▶ Short problem: Provide an exact reproduction of every entry.

▶ Supplied data:

· · · · ·

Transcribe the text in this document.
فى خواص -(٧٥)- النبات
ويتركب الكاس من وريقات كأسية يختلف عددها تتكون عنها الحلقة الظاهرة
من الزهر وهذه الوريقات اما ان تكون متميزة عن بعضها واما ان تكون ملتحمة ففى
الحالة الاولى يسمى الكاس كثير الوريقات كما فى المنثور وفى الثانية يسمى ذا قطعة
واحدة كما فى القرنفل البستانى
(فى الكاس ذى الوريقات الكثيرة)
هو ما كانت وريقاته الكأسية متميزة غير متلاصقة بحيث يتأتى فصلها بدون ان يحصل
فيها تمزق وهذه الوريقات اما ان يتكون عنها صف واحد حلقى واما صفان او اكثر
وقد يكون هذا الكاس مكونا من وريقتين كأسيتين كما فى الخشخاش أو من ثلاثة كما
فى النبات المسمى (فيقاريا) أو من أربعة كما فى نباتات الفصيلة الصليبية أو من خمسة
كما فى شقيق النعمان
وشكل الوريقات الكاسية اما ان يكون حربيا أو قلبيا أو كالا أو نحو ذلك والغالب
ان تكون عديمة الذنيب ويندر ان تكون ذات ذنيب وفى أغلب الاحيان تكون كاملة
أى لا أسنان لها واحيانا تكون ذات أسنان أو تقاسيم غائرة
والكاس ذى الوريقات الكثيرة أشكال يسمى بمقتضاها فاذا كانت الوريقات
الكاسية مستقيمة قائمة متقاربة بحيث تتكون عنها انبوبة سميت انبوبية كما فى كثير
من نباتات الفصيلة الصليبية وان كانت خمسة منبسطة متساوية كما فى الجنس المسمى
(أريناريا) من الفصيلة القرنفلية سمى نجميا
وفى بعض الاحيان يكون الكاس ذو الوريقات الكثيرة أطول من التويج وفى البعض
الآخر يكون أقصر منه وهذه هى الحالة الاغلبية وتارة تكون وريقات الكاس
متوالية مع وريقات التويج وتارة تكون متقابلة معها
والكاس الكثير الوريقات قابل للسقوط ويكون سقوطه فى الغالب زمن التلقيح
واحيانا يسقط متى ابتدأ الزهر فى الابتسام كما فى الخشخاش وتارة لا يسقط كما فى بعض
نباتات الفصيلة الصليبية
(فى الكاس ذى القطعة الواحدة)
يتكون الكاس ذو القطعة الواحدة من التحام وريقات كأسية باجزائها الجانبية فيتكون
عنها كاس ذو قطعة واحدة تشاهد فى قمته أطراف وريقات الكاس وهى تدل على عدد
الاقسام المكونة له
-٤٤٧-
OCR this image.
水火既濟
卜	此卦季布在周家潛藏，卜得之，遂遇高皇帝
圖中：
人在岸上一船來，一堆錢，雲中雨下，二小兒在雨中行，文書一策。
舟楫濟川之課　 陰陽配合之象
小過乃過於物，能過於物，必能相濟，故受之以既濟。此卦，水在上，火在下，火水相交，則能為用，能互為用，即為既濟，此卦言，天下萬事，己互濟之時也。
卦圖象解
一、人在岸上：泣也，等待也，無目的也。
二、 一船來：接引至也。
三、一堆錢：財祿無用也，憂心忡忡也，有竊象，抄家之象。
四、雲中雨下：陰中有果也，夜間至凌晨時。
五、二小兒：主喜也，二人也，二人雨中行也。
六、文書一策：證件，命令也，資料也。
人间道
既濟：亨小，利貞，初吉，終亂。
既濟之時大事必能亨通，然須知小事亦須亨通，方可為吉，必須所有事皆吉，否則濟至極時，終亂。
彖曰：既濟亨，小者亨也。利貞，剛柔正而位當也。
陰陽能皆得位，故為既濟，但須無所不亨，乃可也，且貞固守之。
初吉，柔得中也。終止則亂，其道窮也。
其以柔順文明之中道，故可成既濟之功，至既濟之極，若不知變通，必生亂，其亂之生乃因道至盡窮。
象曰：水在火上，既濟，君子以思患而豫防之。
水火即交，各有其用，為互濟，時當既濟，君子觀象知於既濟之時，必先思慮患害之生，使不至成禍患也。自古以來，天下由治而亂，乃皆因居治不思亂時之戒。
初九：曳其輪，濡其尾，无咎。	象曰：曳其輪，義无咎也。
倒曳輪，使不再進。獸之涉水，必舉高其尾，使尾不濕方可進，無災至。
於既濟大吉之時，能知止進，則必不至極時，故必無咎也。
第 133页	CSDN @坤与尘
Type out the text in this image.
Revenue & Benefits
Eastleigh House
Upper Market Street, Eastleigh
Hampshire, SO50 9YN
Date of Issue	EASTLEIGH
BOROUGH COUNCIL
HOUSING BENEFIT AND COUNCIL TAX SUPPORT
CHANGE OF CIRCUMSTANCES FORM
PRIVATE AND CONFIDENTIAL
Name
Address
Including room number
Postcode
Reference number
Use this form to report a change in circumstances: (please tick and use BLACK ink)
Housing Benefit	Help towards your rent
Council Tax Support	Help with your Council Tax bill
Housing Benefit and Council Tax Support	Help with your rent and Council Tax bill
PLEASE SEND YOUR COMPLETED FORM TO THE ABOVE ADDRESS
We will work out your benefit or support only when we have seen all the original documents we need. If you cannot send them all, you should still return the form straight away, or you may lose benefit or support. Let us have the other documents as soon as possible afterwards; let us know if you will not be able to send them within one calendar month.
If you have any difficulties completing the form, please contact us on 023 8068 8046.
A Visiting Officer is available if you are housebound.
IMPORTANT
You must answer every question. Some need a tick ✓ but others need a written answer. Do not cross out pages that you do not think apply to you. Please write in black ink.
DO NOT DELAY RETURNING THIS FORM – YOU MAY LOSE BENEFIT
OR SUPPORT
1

· · · · ·

▶ Solved problem:
Transcribe the text in this document.
فى خواص -(٧٥)- النبات
ويتركب الكاس من وريقات كأسية يختلف عددها تتكون عنها الحلقة الظاهرة
من الزهر وهذه الوريقات اما ان تكون متميزة عن بعضها واما ان تكون ملتحمة ففى
الحالة الاولى يسمى الكاس كثير الوريقات كما فى المنثور وفى الثانية يسمى ذا قطعة
واحدة كما فى القرنفل البستانى
(فى الكاس ذى الوريقات الكثيرة)
هو ما كانت وريقاته الكأسية متميزة غير متلاصقة بحيث يتأتى فصلها بدون ان يحصل
فيها تمزق وهذه الوريقات اما ان يتكون عنها صف واحد حلقى واما صفان او اكثر
وقد يكون هذا الكاس مكونا من وريقتين كأسيتين كما فى الخشخاش أو من ثلاثة كما
فى النبات المسمى (فيقاريا) أو من أربعة كما فى نباتات الفصيلة الصليبية أو من خمسة
كما فى شقيق النعمان
وشكل الوريقات الكاسية اما ان يكون حربيا أو قلبيا أو كالا أو نحو ذلك والغالب
ان تكون عديمة الذنيب ويندر ان تكون ذات ذنيب وفى أغلب الاحيان تكون كاملة
أى لا أسنان لها واحيانا تكون ذات أسنان أو تقاسيم غائرة
والكاس ذى الوريقات الكثيرة أشكال يسمى بمقتضاها فاذا كانت الوريقات
الكاسية مستقيمة قائمة متقاربة بحيث تتكون عنها انبوبة سميت انبوبية كما فى كثير
من نباتات الفصيلة الصليبية وان كانت خمسة منبسطة متساوية كما فى الجنس المسمى
(أريناريا) من الفصيلة القرنفلية سمى نجميا
وفى بعض الاحيان يكون الكاس ذو الوريقات الكثيرة أطول من التويج وفى البعض
الآخر يكون أقصر منه وهذه هى الحالة الاغلبية وتارة تكون وريقات الكاس
متوالية مع وريقات التويج وتارة تكون متقابلة معها
والكاس الكثير الوريقات قابل للسقوط ويكون سقوطه فى الغالب زمن التلقيح
واحيانا يسقط متى ابتدأ الزهر فى الابتسام كما فى الخشخاش وتارة لا يسقط كما فى بعض
نباتات الفصيلة الصليبية
(فى الكاس ذى القطعة الواحدة)
يتكون الكاس ذو القطعة الواحدة من التحام وريقات كأسية باجزائها الجانبية فيتكون
عنها كاس ذو قطعة واحدة تشاهد فى قمته أطراف وريقات الكاس وهى تدل على عدد
الاقسام المكونة له
-٤٤٧-
OCR this image.
水火既濟
卜	此卦季布在周家潛藏，卜得之，遂遇高皇帝
圖中：
人在岸上一船來，一堆錢，雲中雨下，二小兒在雨中行，文書一策。
舟楫濟川之課　 陰陽配合之象
小過乃過於物，能過於物，必能相濟，故受之以既濟。此卦，水在上，火在下，火水相交，則能為用，能互為用，即為既濟，此卦言，天下萬事，己互濟之時也。
卦圖象解
一、人在岸上：泣也，等待也，無目的也。
二、 一船來：接引至也。
三、一堆錢：財祿無用也，憂心忡忡也，有竊象，抄家之象。
四、雲中雨下：陰中有果也，夜間至凌晨時。
五、二小兒：主喜也，二人也，二人雨中行也。
六、文書一策：證件，命令也，資料也。
人间道
既濟：亨小，利貞，初吉，終亂。
既濟之時大事必能亨通，然須知小事亦須亨通，方可為吉，必須所有事皆吉，否則濟至極時，終亂。
彖曰：既濟亨，小者亨也。利貞，剛柔正而位當也。
陰陽能皆得位，故為既濟，但須無所不亨，乃可也，且貞固守之。
初吉，柔得中也。終止則亂，其道窮也。
其以柔順文明之中道，故可成既濟之功，至既濟之極，若不知變通，必生亂，其亂之生乃因道至盡窮。
象曰：水在火上，既濟，君子以思患而豫防之。
水火即交，各有其用，為互濟，時當既濟，君子觀象知於既濟之時，必先思慮患害之生，使不至成禍患也。自古以來，天下由治而亂，乃皆因居治不思亂時之戒。
初九：曳其輪，濡其尾，无咎。	象曰：曳其輪，義无咎也。
倒曳輪，使不再進。獸之涉水，必舉高其尾，使尾不濕方可進，無災至。
於既濟大吉之時，能知止進，則必不至極時，故必無咎也。
第 133页	CSDN @坤与尘
Type out the text in this image.
Revenue & Benefits
Eastleigh House
Upper Market Street, Eastleigh
Hampshire, SO50 9YN
Date of Issue	EASTLEIGH
BOROUGH COUNCIL
HOUSING BENEFIT AND COUNCIL TAX SUPPORT
CHANGE OF CIRCUMSTANCES FORM
PRIVATE AND CONFIDENTIAL
Name
Address
Including room number
Postcode
Reference number
Use this form to report a change in circumstances: (please tick and use BLACK ink)
Housing Benefit	Help towards your rent
Council Tax Support	Help with your Council Tax bill
Housing Benefit and Council Tax Support	Help with your rent and Council Tax bill
PLEASE SEND YOUR COMPLETED FORM TO THE ABOVE ADDRESS
We will work out your benefit or support only when we have seen all the original documents we need. If you cannot send them all, you should still return the form straight away, or you may lose benefit or support. Let us have the other documents as soon as possible afterwards; let us know if you will not be able to send them within one calendar month.
If you have any difficulties completing the form, please contact us on 023 8068 8046.
A Visiting Officer is available if you are housebound.
IMPORTANT
You must answer every question. Some need a tick ✓ but others need a written answer. Do not cross out pages that you do not think apply to you. Please write in black ink.
DO NOT DELAY RETURNING THIS FORM – YOU MAY LOSE BENEFIT
OR SUPPORT
1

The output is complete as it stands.